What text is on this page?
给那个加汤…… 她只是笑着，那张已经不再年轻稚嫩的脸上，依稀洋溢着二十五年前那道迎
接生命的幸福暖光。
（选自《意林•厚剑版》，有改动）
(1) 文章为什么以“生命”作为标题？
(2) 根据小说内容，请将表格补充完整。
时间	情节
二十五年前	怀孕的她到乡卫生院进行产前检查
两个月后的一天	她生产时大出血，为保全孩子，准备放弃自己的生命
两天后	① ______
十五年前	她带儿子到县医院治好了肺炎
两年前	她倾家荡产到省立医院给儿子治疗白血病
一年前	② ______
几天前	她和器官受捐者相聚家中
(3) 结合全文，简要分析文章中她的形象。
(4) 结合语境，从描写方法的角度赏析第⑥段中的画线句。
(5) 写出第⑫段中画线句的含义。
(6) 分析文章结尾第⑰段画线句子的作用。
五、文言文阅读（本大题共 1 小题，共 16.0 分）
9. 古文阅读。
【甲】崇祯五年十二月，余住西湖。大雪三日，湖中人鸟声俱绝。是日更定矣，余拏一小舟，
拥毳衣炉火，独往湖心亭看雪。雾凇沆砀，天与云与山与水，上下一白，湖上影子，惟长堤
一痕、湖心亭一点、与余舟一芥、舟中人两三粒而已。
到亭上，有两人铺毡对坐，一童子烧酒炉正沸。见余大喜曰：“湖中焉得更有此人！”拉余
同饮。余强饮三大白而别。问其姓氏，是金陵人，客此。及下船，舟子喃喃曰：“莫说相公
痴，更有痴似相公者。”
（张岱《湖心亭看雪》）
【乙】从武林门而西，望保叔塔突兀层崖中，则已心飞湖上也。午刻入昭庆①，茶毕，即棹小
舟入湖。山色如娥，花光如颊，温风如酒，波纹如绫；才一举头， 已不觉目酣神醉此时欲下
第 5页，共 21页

☆ ☆ ☆ ☆

**The problem:**
Reproduce each entry word for word.

**Correct response:**
What text is on this page?
给那个加汤…… 她只是笑着，那张已经不再年轻稚嫩的脸上，依稀洋溢着二十五年前那道迎
接生命的幸福暖光。
（选自《意林•厚剑版》，有改动）
(1) 文章为什么以“生命”作为标题？
(2) 根据小说内容，请将表格补充完整。
时间	情节
二十五年前	怀孕的她到乡卫生院进行产前检查
两个月后的一天	她生产时大出血，为保全孩子，准备放弃自己的生命
两天后	① ______
十五年前	她带儿子到县医院治好了肺炎
两年前	她倾家荡产到省立医院给儿子治疗白血病
一年前	② ______
几天前	她和器官受捐者相聚家中
(3) 结合全文，简要分析文章中她的形象。
(4) 结合语境，从描写方法的角度赏析第⑥段中的画线句。
(5) 写出第⑫段中画线句的含义。
(6) 分析文章结尾第⑰段画线句子的作用。
五、文言文阅读（本大题共 1 小题，共 16.0 分）
9. 古文阅读。
【甲】崇祯五年十二月，余住西湖。大雪三日，湖中人鸟声俱绝。是日更定矣，余拏一小舟，
拥毳衣炉火，独往湖心亭看雪。雾凇沆砀，天与云与山与水，上下一白，湖上影子，惟长堤
一痕、湖心亭一点、与余舟一芥、舟中人两三粒而已。
到亭上，有两人铺毡对坐，一童子烧酒炉正沸。见余大喜曰：“湖中焉得更有此人！”拉余
同饮。余强饮三大白而别。问其姓氏，是金陵人，客此。及下船，舟子喃喃曰：“莫说相公
痴，更有痴似相公者。”
（张岱《湖心亭看雪》）
【乙】从武林门而西，望保叔塔突兀层崖中，则已心飞湖上也。午刻入昭庆①，茶毕，即棹小
舟入湖。山色如娥，花光如颊，温风如酒，波纹如绫；才一举头， 已不觉目酣神醉此时欲下
第 5页，共 21页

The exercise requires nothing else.